Exercise requirements
Copy every line of the material below word for word, leaving out the pictures.

[Dataset items]
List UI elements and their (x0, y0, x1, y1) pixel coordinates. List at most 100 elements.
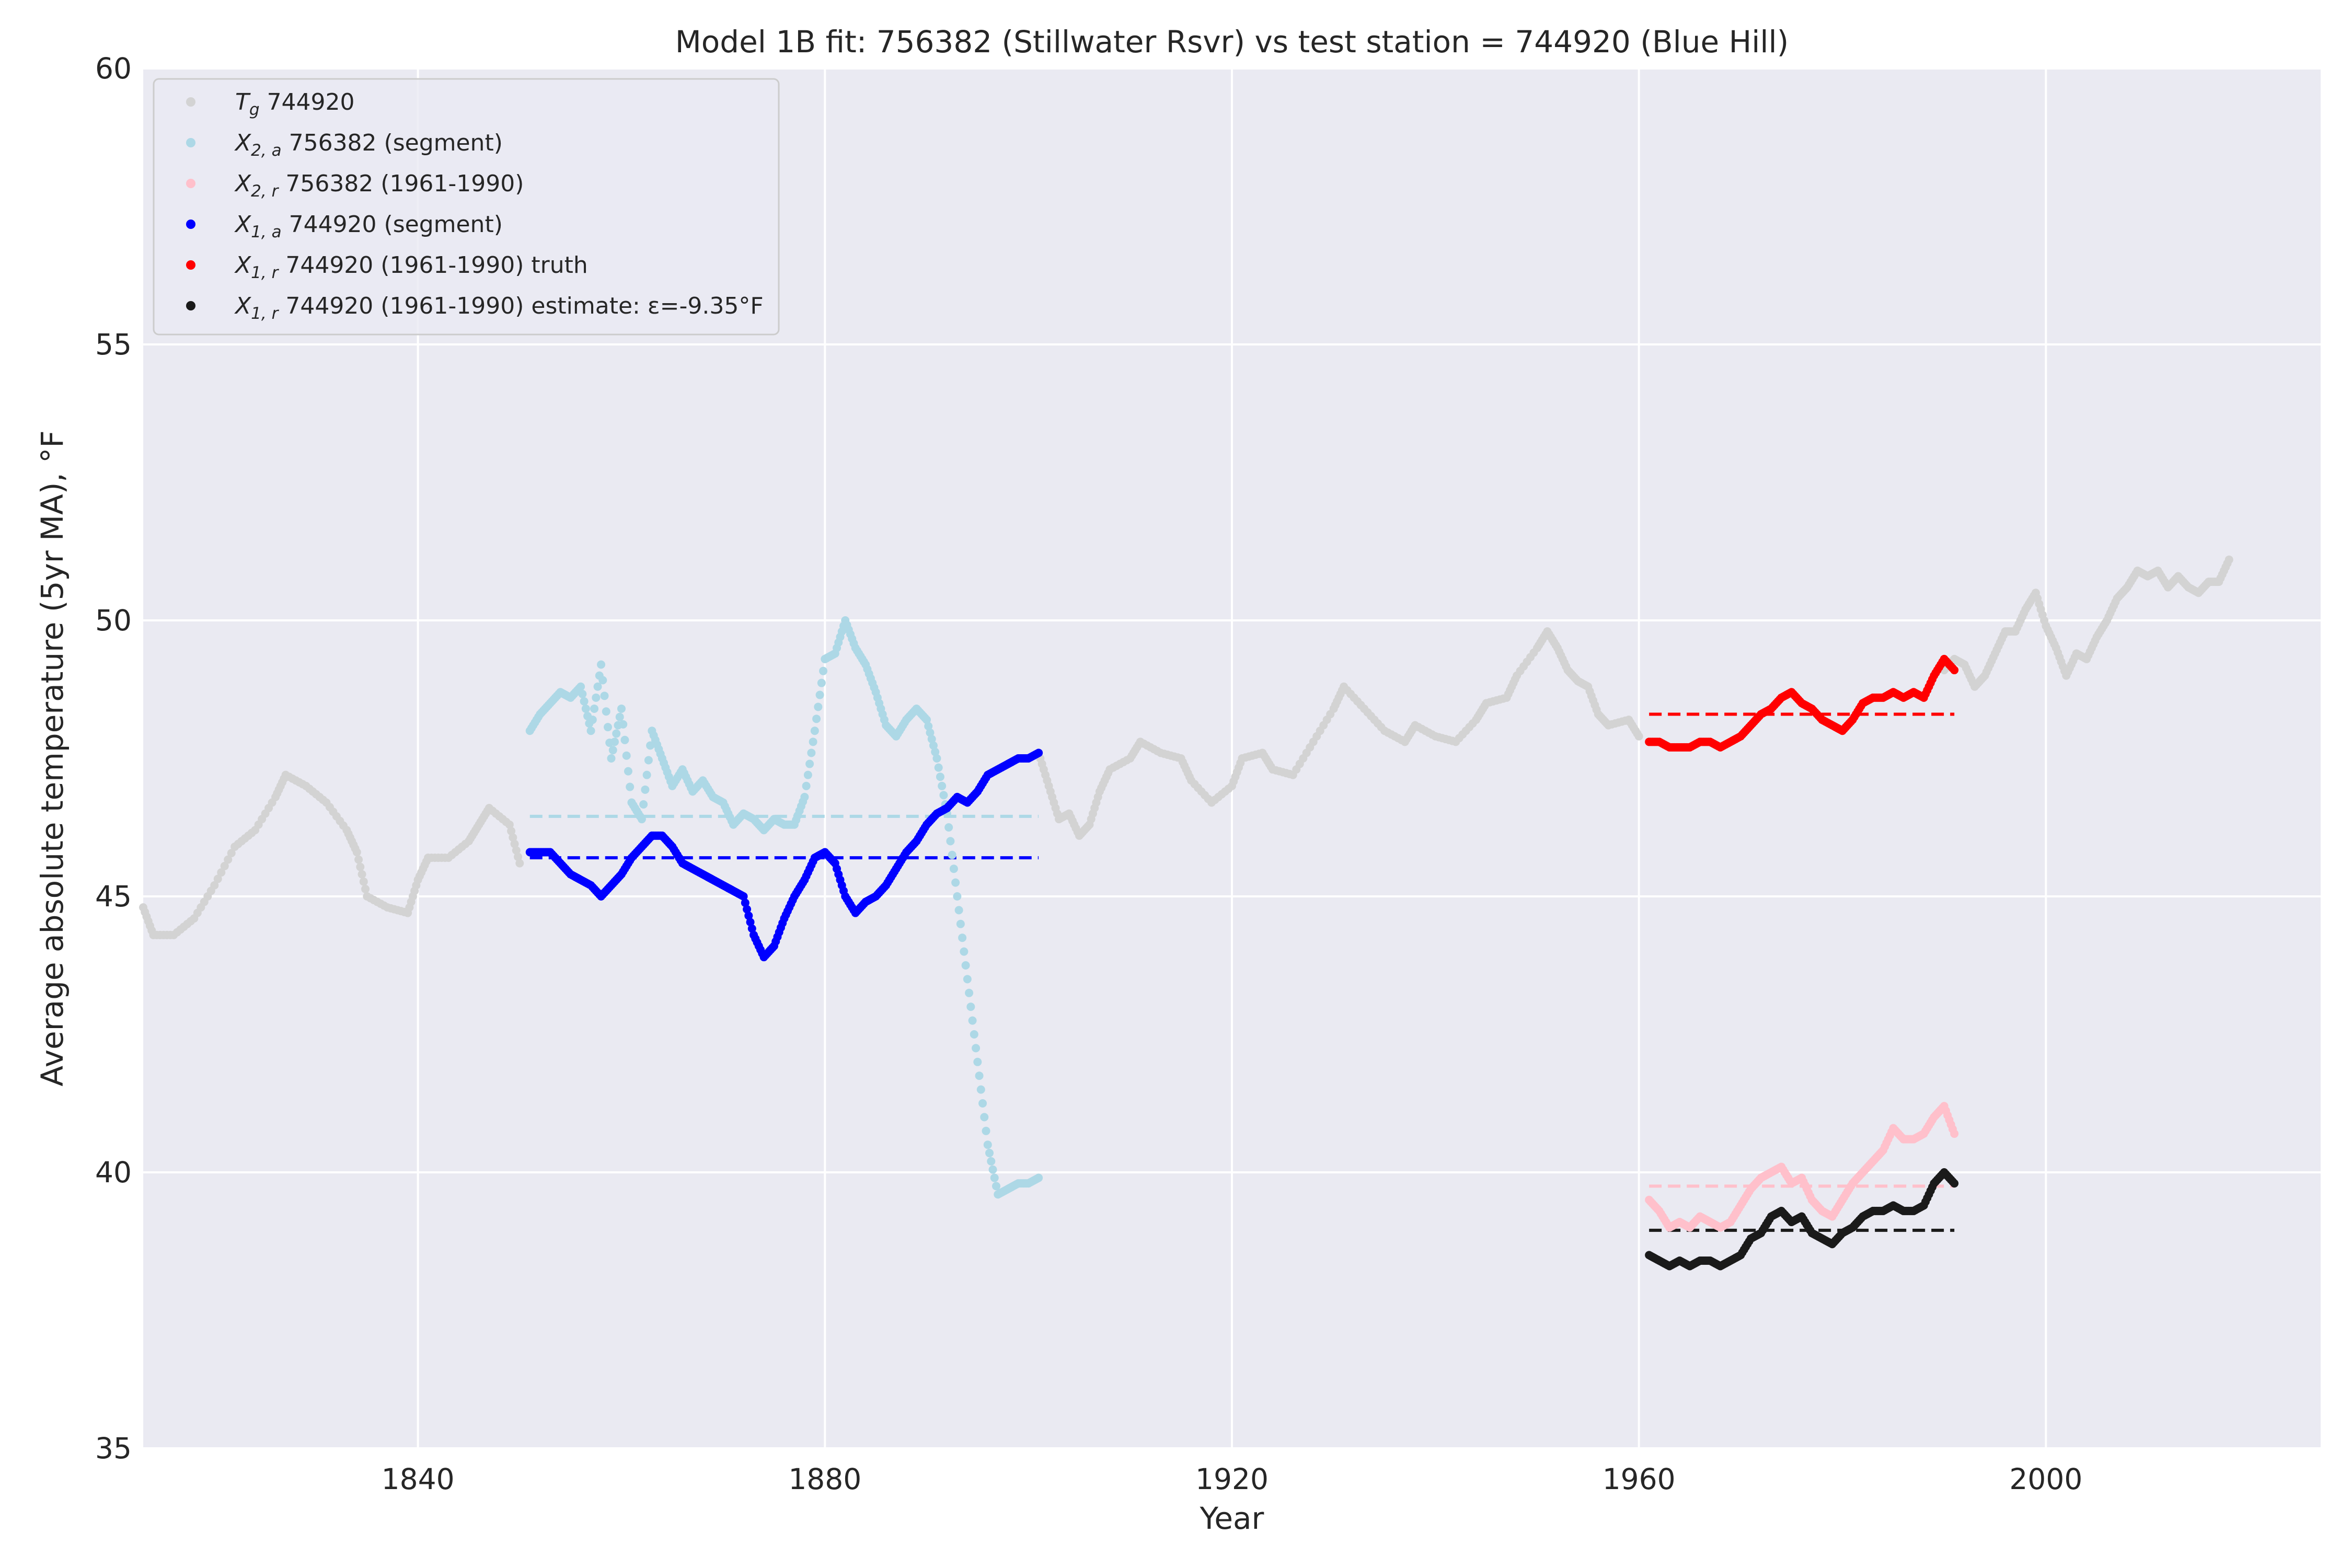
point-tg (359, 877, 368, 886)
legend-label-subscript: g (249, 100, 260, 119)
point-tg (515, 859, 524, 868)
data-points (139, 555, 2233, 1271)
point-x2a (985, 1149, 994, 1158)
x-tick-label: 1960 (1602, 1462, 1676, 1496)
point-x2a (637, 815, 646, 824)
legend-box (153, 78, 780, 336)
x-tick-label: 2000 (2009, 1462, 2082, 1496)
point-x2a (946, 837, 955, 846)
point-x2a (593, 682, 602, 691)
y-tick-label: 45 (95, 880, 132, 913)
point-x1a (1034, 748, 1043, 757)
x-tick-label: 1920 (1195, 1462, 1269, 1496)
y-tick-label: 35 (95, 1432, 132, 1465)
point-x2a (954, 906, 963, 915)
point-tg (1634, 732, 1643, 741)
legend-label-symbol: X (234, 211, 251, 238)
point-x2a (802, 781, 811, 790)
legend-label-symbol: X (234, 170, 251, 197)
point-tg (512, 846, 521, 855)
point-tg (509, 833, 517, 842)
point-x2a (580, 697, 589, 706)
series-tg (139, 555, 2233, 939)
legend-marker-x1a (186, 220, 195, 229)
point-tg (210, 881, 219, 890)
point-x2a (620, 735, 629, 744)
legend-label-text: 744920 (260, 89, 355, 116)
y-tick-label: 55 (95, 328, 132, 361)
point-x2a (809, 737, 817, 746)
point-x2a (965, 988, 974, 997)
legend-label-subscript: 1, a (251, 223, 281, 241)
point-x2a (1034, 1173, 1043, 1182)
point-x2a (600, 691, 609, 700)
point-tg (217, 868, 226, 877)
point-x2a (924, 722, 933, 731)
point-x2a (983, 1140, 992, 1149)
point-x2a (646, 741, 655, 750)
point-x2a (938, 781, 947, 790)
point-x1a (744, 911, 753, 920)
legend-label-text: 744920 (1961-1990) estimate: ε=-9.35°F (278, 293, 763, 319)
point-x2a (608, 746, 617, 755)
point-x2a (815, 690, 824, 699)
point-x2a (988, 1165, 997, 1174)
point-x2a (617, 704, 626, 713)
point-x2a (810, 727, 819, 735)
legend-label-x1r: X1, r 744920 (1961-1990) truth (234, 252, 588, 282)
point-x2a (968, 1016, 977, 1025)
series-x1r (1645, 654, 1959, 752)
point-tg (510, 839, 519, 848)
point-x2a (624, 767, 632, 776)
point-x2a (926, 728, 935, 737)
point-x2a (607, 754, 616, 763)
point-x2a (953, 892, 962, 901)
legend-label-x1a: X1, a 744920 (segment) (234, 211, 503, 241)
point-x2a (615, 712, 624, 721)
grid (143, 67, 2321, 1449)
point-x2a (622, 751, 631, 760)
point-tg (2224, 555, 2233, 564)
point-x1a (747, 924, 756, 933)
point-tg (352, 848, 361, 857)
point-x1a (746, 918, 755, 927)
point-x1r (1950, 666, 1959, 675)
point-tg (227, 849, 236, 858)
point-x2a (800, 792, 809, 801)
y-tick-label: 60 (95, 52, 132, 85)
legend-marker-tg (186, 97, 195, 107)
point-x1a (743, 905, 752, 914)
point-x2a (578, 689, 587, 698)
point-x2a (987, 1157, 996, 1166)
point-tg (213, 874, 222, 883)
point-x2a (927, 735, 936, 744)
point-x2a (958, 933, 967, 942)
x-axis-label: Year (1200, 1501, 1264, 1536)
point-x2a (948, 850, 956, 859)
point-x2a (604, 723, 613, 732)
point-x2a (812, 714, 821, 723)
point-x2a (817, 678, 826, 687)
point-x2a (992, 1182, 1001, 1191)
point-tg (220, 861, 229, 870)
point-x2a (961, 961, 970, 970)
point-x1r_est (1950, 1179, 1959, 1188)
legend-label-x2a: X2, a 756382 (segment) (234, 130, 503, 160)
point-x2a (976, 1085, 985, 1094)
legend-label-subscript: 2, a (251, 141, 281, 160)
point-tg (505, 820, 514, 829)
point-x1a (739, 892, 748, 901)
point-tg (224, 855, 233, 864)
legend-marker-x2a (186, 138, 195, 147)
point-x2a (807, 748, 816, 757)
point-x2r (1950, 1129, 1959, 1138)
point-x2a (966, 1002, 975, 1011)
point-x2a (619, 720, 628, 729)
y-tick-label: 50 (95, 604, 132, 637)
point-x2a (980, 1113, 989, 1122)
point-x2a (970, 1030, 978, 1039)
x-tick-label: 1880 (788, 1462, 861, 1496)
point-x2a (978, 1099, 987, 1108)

Complete output
List UI elements and their (x0, y0, x1, y1) pixel coordinates. List at most 100 elements.
point-tg (359, 877, 368, 886)
legend-label-subscript: g (249, 100, 260, 119)
point-tg (515, 859, 524, 868)
data-points (139, 555, 2233, 1271)
point-x2a (985, 1149, 994, 1158)
x-tick-label: 1960 (1602, 1462, 1676, 1496)
point-x2a (637, 815, 646, 824)
legend-box (153, 78, 780, 336)
x-tick-label: 2000 (2009, 1462, 2082, 1496)
point-x2a (946, 837, 955, 846)
point-x2a (593, 682, 602, 691)
y-tick-label: 45 (95, 880, 132, 913)
point-x1a (1034, 748, 1043, 757)
x-tick-label: 1920 (1195, 1462, 1269, 1496)
y-tick-label: 35 (95, 1432, 132, 1465)
point-x2a (954, 906, 963, 915)
point-tg (1634, 732, 1643, 741)
legend-label-symbol: X (234, 211, 251, 238)
point-x2a (802, 781, 811, 790)
legend-label-symbol: X (234, 170, 251, 197)
point-tg (512, 846, 521, 855)
point-tg (509, 833, 517, 842)
point-x2a (580, 697, 589, 706)
series-tg (139, 555, 2233, 939)
legend-marker-x1a (186, 220, 195, 229)
point-tg (210, 881, 219, 890)
point-x2a (620, 735, 629, 744)
legend-label-text: 744920 (260, 89, 355, 116)
y-tick-label: 55 (95, 328, 132, 361)
point-x2a (809, 737, 817, 746)
point-x2a (965, 988, 974, 997)
legend-label-subscript: 1, a (251, 223, 281, 241)
point-x2a (1034, 1173, 1043, 1182)
point-x2a (600, 691, 609, 700)
point-tg (217, 868, 226, 877)
point-x2a (924, 722, 933, 731)
point-x2a (983, 1140, 992, 1149)
point-x2a (646, 741, 655, 750)
point-x2a (938, 781, 947, 790)
point-x1a (744, 911, 753, 920)
legend-label-text: 744920 (1961-1990) estimate: ε=-9.35°F (278, 293, 763, 319)
point-x2a (608, 746, 617, 755)
point-x2a (815, 690, 824, 699)
point-x2a (988, 1165, 997, 1174)
point-x2a (617, 704, 626, 713)
point-x2a (810, 727, 819, 735)
legend-label-x1r: X1, r 744920 (1961-1990) truth (234, 252, 588, 282)
point-x2a (968, 1016, 977, 1025)
series-x1r (1645, 654, 1959, 752)
point-tg (510, 839, 519, 848)
point-x2a (624, 767, 632, 776)
point-x2a (926, 728, 935, 737)
point-x2a (607, 754, 616, 763)
point-x2a (953, 892, 962, 901)
legend-label-x1a: X1, a 744920 (segment) (234, 211, 503, 241)
point-x2a (615, 712, 624, 721)
grid (143, 67, 2321, 1449)
point-x2a (622, 751, 631, 760)
point-tg (2224, 555, 2233, 564)
point-x1a (747, 924, 756, 933)
point-tg (352, 848, 361, 857)
point-x1a (746, 918, 755, 927)
point-x1r (1950, 666, 1959, 675)
point-tg (227, 849, 236, 858)
point-x2a (800, 792, 809, 801)
y-tick-label: 60 (95, 52, 132, 85)
legend-marker-tg (186, 97, 195, 107)
point-x1a (743, 905, 752, 914)
point-x2a (578, 689, 587, 698)
point-x2a (987, 1157, 996, 1166)
point-tg (213, 874, 222, 883)
point-x2a (927, 735, 936, 744)
point-x2a (958, 933, 967, 942)
x-axis-label: Year (1200, 1501, 1264, 1536)
point-x2a (948, 850, 956, 859)
point-x2a (604, 723, 613, 732)
point-x2a (812, 714, 821, 723)
point-x2a (817, 678, 826, 687)
point-x2a (992, 1182, 1001, 1191)
point-tg (220, 861, 229, 870)
point-x2a (961, 961, 970, 970)
point-x1r_est (1950, 1179, 1959, 1188)
legend-label-x2a: X2, a 756382 (segment) (234, 130, 503, 160)
point-x2a (976, 1085, 985, 1094)
legend-label-subscript: 2, a (251, 141, 281, 160)
point-tg (505, 820, 514, 829)
point-x1a (739, 892, 748, 901)
point-tg (224, 855, 233, 864)
legend-marker-x2a (186, 138, 195, 147)
point-x2a (807, 748, 816, 757)
point-x2r (1950, 1129, 1959, 1138)
point-x2a (966, 1002, 975, 1011)
point-x2a (619, 720, 628, 729)
y-tick-label: 50 (95, 604, 132, 637)
point-x2a (980, 1113, 989, 1122)
point-x2a (970, 1030, 978, 1039)
x-tick-label: 1880 (788, 1462, 861, 1496)
point-x2a (978, 1099, 987, 1108)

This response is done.